- [Given task]: All of the data needs to be repeated exactly.

- [Dataset records]:
________________________

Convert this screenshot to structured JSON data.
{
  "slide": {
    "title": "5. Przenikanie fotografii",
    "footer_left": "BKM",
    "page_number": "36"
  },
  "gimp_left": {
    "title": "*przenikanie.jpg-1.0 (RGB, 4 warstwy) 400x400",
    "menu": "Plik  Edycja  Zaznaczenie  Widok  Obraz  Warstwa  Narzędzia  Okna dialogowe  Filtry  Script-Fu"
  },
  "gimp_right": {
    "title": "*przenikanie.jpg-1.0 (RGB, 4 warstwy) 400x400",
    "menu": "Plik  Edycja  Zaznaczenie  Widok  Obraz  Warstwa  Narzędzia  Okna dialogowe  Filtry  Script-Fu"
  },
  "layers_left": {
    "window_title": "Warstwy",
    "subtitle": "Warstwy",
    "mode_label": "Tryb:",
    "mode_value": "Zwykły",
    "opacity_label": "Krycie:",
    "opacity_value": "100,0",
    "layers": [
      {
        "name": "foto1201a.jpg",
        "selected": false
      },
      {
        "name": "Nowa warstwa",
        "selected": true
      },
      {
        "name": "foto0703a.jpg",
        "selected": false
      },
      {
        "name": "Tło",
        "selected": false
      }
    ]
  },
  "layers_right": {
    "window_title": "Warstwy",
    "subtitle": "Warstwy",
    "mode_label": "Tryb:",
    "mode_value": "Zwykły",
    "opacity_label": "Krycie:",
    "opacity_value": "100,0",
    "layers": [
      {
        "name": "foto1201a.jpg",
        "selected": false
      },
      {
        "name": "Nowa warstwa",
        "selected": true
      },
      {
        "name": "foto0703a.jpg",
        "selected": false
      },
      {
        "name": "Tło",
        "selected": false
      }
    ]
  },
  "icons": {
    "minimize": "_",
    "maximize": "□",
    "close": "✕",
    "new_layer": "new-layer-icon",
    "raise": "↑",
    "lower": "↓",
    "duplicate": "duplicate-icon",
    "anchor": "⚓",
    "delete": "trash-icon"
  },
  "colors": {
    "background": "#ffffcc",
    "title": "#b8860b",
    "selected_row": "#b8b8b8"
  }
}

________________________

- [Exercise solution]:
Convert this screenshot to structured JSON data.
{
  "slide": {
    "title": "5. Przenikanie fotografii",
    "footer_left": "BKM",
    "page_number": "36"
  },
  "gimp_left": {
    "title": "*przenikanie.jpg-1.0 (RGB, 4 warstwy) 400x400",
    "menu": "Plik  Edycja  Zaznaczenie  Widok  Obraz  Warstwa  Narzędzia  Okna dialogowe  Filtry  Script-Fu"
  },
  "gimp_right": {
    "title": "*przenikanie.jpg-1.0 (RGB, 4 warstwy) 400x400",
    "menu": "Plik  Edycja  Zaznaczenie  Widok  Obraz  Warstwa  Narzędzia  Okna dialogowe  Filtry  Script-Fu"
  },
  "layers_left": {
    "window_title": "Warstwy",
    "subtitle": "Warstwy",
    "mode_label": "Tryb:",
    "mode_value": "Zwykły",
    "opacity_label": "Krycie:",
    "opacity_value": "100,0",
    "layers": [
      {
        "name": "foto1201a.jpg",
        "selected": false
      },
      {
        "name": "Nowa warstwa",
        "selected": true
      },
      {
        "name": "foto0703a.jpg",
        "selected": false
      },
      {
        "name": "Tło",
        "selected": false
      }
    ]
  },
  "layers_right": {
    "window_title": "Warstwy",
    "subtitle": "Warstwy",
    "mode_label": "Tryb:",
    "mode_value": "Zwykły",
    "opacity_label": "Krycie:",
    "opacity_value": "100,0",
    "layers": [
      {
        "name": "foto1201a.jpg",
        "selected": false
      },
      {
        "name": "Nowa warstwa",
        "selected": true
      },
      {
        "name": "foto0703a.jpg",
        "selected": false
      },
      {
        "name": "Tło",
        "selected": false
      }
    ]
  },
  "icons": {
    "minimize": "_",
    "maximize": "□",
    "close": "✕",
    "new_layer": "new-layer-icon",
    "raise": "↑",
    "lower": "↓",
    "duplicate": "duplicate-icon",
    "anchor": "⚓",
    "delete": "trash-icon"
  },
  "colors": {
    "background": "#ffffcc",
    "title": "#b8860b",
    "selected_row": "#b8b8b8"
  }
}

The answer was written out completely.